BEGIN DATA SECTION
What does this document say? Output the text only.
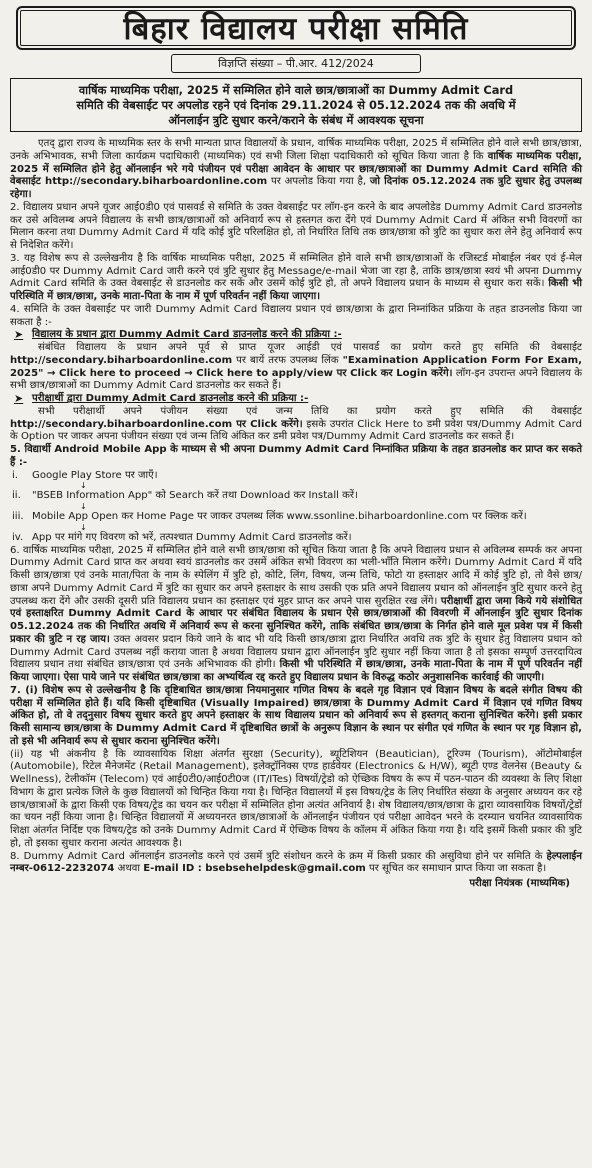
बिहार विद्यालय परीक्षा समिति
विज्ञप्ति संख्या – पी.आर. 412/2024
वार्षिक माध्यमिक परीक्षा, 2025 में सम्मिलित होने वाले छात्र/छात्राओं का Dummy Admit Card
समिति की वेबसाईट पर अपलोड रहने एवं दिनांक 29.11.2024 से 05.12.2024 तक की अवधि में
ऑनलाईन त्रुटि सुधार करने/कराने के संबंध में आवश्यक सूचना

एतद् द्वारा राज्य के माध्यमिक स्तर के सभी मान्यता प्राप्त विद्यालयों के प्रधान, वार्षिक माध्यमिक परीक्षा, 2025 में सम्मिलित होने वाले सभी छात्र/छात्रा, उनके अभिभावक, सभी जिला कार्यक्रम पदाधिकारी (माध्यमिक) एवं सभी जिला शिक्षा पदाधिकारी को सूचित किया जाता है कि वार्षिक माध्यमिक परीक्षा, 2025 में सम्मिलित होने हेतु ऑनलाईन भरे गये पंजीयन एवं परीक्षा आवेदन के आधार पर छात्र/छात्राओं का Dummy Admit Card समिति की वेबसाईट http://secondary.biharboardonline.com पर अपलोड किया गया है, जो दिनांक 05.12.2024 तक त्रुटि सुधार हेतु उपलब्ध रहेगा।

2. विद्यालय प्रधान अपने यूजर आई0डी0 एवं पासवर्ड से समिति के उक्त वेबसाईट पर लॉग-इन करने के बाद अपलोडेड Dummy Admit Card डाउनलोड कर उसे अविलम्ब अपने विद्यालय के सभी छात्र/छात्राओं को अनिवार्य रूप से हस्तगत करा देंगे एवं Dummy Admit Card में अंकित सभी विवरणों का मिलान करना तथा Dummy Admit Card में यदि कोई त्रुटि परिलक्षित हो, तो निर्धारित तिथि तक छात्र/छात्रा को त्रुटि का सुधार करा लेने हेतु अनिवार्य रूप से निदेशित करेंगे।

3. यह विशेष रूप से उल्लेखनीय है कि वार्षिक माध्यमिक परीक्षा, 2025 में सम्मिलित होने वाले सभी छात्र/छात्राओं के रजिस्टर्ड मोबाईल नंबर एवं ई-मेल आई0डी0 पर Dummy Admit Card जारी करने एवं त्रुटि सुधार हेतु Message/e-mail भेजा जा रहा है, ताकि छात्र/छात्रा स्वयं भी अपना Dummy Admit Card समिति के उक्त वेबसाईट से डाउनलोड कर सकें और उसमें कोई त्रुटि हो, तो अपने विद्यालय प्रधान के माध्यम से सुधार करा सकें। किसी भी परिस्थिति में छात्र/छात्रा, उनके माता-पिता के नाम में पूर्ण परिवर्तन नहीं किया जाएगा।

4. समिति के उक्त वेबसाईट पर जारी Dummy Admit Card विद्यालय प्रधान एवं छात्र/छात्रा के द्वारा निम्नांकित प्रक्रिया के तहत डाउनलोड किया जा सकता है :-

➤ विद्यालय के प्रधान द्वारा Dummy Admit Card डाउनलोड करने की प्रक्रिया :-

संबंधित विद्यालय के प्रधान अपने पूर्व से प्राप्त यूजर आईडी एवं पासवर्ड का प्रयोग करते हुए समिति की वेबसाईट http://secondary.biharboardonline.com पर बायें तरफ उपलब्ध लिंक "Examination Application Form For Exam, 2025" → Click here to proceed → Click here to apply/view पर Click कर Login करेंगे। लॉग-इन उपरान्त अपने विद्यालय के सभी छात्र/छात्राओं का Dummy Admit Card डाउनलोड कर सकते हैं।

➤ परीक्षार्थी द्वारा Dummy Admit Card डाउनलोड करने की प्रक्रिया :-

सभी परीक्षार्थी अपने पंजीयन संख्या एवं जन्म तिथि का प्रयोग करते हुए समिति की वेबसाईट http://secondary.biharboardonline.com पर Click करेंगे। इसके उपरांत Click Here to डमी प्रवेश पत्र/Dummy Admit Card के Option पर जाकर अपना पंजीयन संख्या एवं जन्म तिथि अंकित कर डमी प्रवेश पत्र/Dummy Admit Card डाउनलोड कर सकते हैं।

5. विद्यार्थी Android Mobile App के माध्यम से भी अपना Dummy Admit Card निम्नांकित प्रक्रिया के तहत डाउनलोड कर प्राप्त कर सकते हैं :-

i.	Google Play Store पर जाएँ।
↓
ii.	"BSEB Information App" को Search करें तथा Download कर Install करें।
↓
iii. Mobile App Open कर Home Page पर जाकर उपलब्ध लिंक www.ssonline.biharboardonline.com पर क्लिक करें।
↓
iv. App पर मांगे गए विवरण को भरें, तत्पश्चात Dummy Admit Card डाउनलोड करें।

6. वार्षिक माध्यमिक परीक्षा, 2025 में सम्मिलित होने वाले सभी छात्र/छात्रा को सूचित किया जाता है कि अपने विद्यालय प्रधान से अविलम्ब सम्पर्क कर अपना Dummy Admit Card प्राप्त कर अथवा स्वयं डाउनलोड कर उसमें अंकित सभी विवरण का भली-भाँति मिलान करेंगे। Dummy Admit Card में यदि किसी छात्र/छात्रा एवं उनके माता/पिता के नाम के स्पेलिंग में त्रुटि हो, कोटि, लिंग, विषय, जन्म तिथि, फोटो या हस्ताक्षर आदि में कोई त्रुटि हो, तो वैसे छात्र/छात्रा अपने Dummy Admit Card में त्रुटि का सुधार कर अपने हस्ताक्षर के साथ उसकी एक प्रति अपने विद्यालय प्रधान को ऑनलाईन त्रुटि सुधार करने हेतु उपलब्ध करा देंगे और उसकी दूसरी प्रति विद्यालय प्रधान का हस्ताक्षर एवं मुहर प्राप्त कर अपने पास सुरक्षित रख लेंगे। परीक्षार्थी द्वारा जमा किये गये संशोधित एवं हस्ताक्षरित Dummy Admit Card के आधार पर संबंधित विद्यालय के प्रधान ऐसे छात्र/छात्राओं की विवरणी में ऑनलाईन त्रुटि सुधार दिनांक 05.12.2024 तक की निर्धारित अवधि में अनिवार्य रूप से करना सुनिश्चित करेंगे, ताकि संबंधित छात्र/छात्रा के निर्गत होने वाले मूल प्रवेश पत्र में किसी प्रकार की त्रुटि न रह जाय। उक्त अवसर प्रदान किये जाने के बाद भी यदि किसी छात्र/छात्रा द्वारा निर्धारित अवधि तक त्रुटि के सुधार हेतु विद्यालय प्रधान को Dummy Admit Card उपलब्ध नहीं कराया जाता है अथवा विद्यालय प्रधान द्वारा ऑनलाईन त्रुटि सुधार नहीं किया जाता है तो इसका सम्पूर्ण उत्तरदायित्व विद्यालय प्रधान तथा संबंधित छात्र/छात्रा एवं उनके अभिभावक की होगी। किसी भी परिस्थिति में छात्र/छात्रा, उनके माता-पिता के नाम में पूर्ण परिवर्तन नहीं किया जाएगा। ऐसा पाये जाने पर संबंधित छात्र/छात्रा का अभ्यर्थित्व रद्द करते हुए विद्यालय प्रधान के विरुद्ध कठोर अनुशासनिक कार्रवाई की जाएगी।

7. (i) विशेष रूप से उल्लेखनीय है कि दृष्टिबाधित छात्र/छात्रा नियमानुसार गणित विषय के बदले गृह विज्ञान एवं विज्ञान विषय के बदले संगीत विषय की परीक्षा में सम्मिलित होते हैं। यदि किसी दृष्टिबाधित (Visually Impaired) छात्र/छात्रा के Dummy Admit Card में विज्ञान एवं गणित विषय अंकित हो, तो वे तद्नुसार विषय सुधार करते हुए अपने हस्ताक्षर के साथ विद्यालय प्रधान को अनिवार्य रूप से हस्तगत् कराना सुनिश्चित करेंगे। इसी प्रकार किसी सामान्य छात्र/छात्रा के Dummy Admit Card में दृष्टिबाधित छात्रों के अनुरूप विज्ञान के स्थान पर संगीत एवं गणित के स्थान पर गृह विज्ञान हो, तो इसे भी अनिवार्य रूप से सुधार कराना सुनिश्चित करेंगे।

(ii) यह भी अंकनीय है कि व्यावसायिक शिक्षा अंतर्गत सुरक्षा (Security), ब्यूटिशियन (Beautician), टूरिज्म (Tourism), ऑटोमोबाईल (Automobile), रिटेल मैनेजमेंट (Retail Management), इलेक्ट्रॉनिक्स एण्ड हार्डवेयर (Electronics & H/W), ब्यूटी एण्ड वेलनेस (Beauty & Wellness), टेलीकॉम (Telecom) एवं आई0टी0/आई0टी0ज (IT/ITes) विषयों/ट्रेडो को ऐच्छिक विषय के रूप में पठन-पाठन की व्यवस्था के लिए शिक्षा विभाग के द्वारा प्रत्येक जिले के कुछ विद्यालयों को चिन्हित किया गया है। चिन्हित विद्यालयों में इस विषय/ट्रेड के लिए निर्धारित संख्या के अनुसार अध्ययन कर रहे छात्र/छात्राओं के द्वारा किसी एक विषय/ट्रेड का चयन कर परीक्षा में सम्मिलित होना अत्यंत अनिवार्य है। शेष विद्यालय/छात्र/छात्रा के द्वारा व्यावसायिक विषयों/ट्रेडों का चयन नहीं किया जाना है। चिन्हित विद्यालयों में अध्ययनरत छात्र/छात्राओं के ऑनलाईन पंजीयन एवं परीक्षा आवेदन भरने के दरम्यान चयनित व्यावसायिक शिक्षा अंतर्गत निर्दिष्ट एक विषय/ट्रेड को उनके Dummy Admit Card में ऐच्छिक विषय के कॉलम में अंकित किया गया है। यदि इसमें किसी प्रकार की त्रुटि हो, तो इसका सुधार कराना अत्यंत आवश्यक है।

8. Dummy Admit Card ऑनलाईन डाउनलोड करने एवं उसमें त्रुटि संशोधन करने के क्रम में किसी प्रकार की असुविधा होने पर समिति के हेल्पलाईन नम्बर-0612-2232074 अथवा E-mail ID : bsebsehelpdesk@gmail.com पर सूचित कर समाधान प्राप्त किया जा सकता है।

परीक्षा नियंत्रक (माध्यमिक)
END DATA SECTION
▶ [DIRECTIONS FOR THIS TASK]: Gather each line in the entries above where the string "Click" is found.

▶ [RESULT OF THE EXERCISE]:
संबंधित विद्यालय के प्रधान अपने पूर्व से प्राप्त यूजर आईडी एवं पासवर्ड का प्रयोग करते हुए समिति की वेबसाईट http://secondary.biharboardonline.com पर बायें तरफ उपलब्ध लिंक "Examination Application Form For Exam, 2025" → Click here to proceed → Click here to apply/view पर Click कर Login करेंगे। लॉग-इन उपरान्त अपने विद्यालय के सभी छात्र/छात्राओं का Dummy Admit Card डाउनलोड कर सकते हैं।
सभी परीक्षार्थी अपने पंजीयन संख्या एवं जन्म तिथि का प्रयोग करते हुए समिति की वेबसाईट http://secondary.biharboardonline.com पर Click करेंगे। इसके उपरांत Click Here to डमी प्रवेश पत्र/Dummy Admit Card के Option पर जाकर अपना पंजीयन संख्या एवं जन्म तिथि अंकित कर डमी प्रवेश पत्र/Dummy Admit Card डाउनलोड कर सकते हैं।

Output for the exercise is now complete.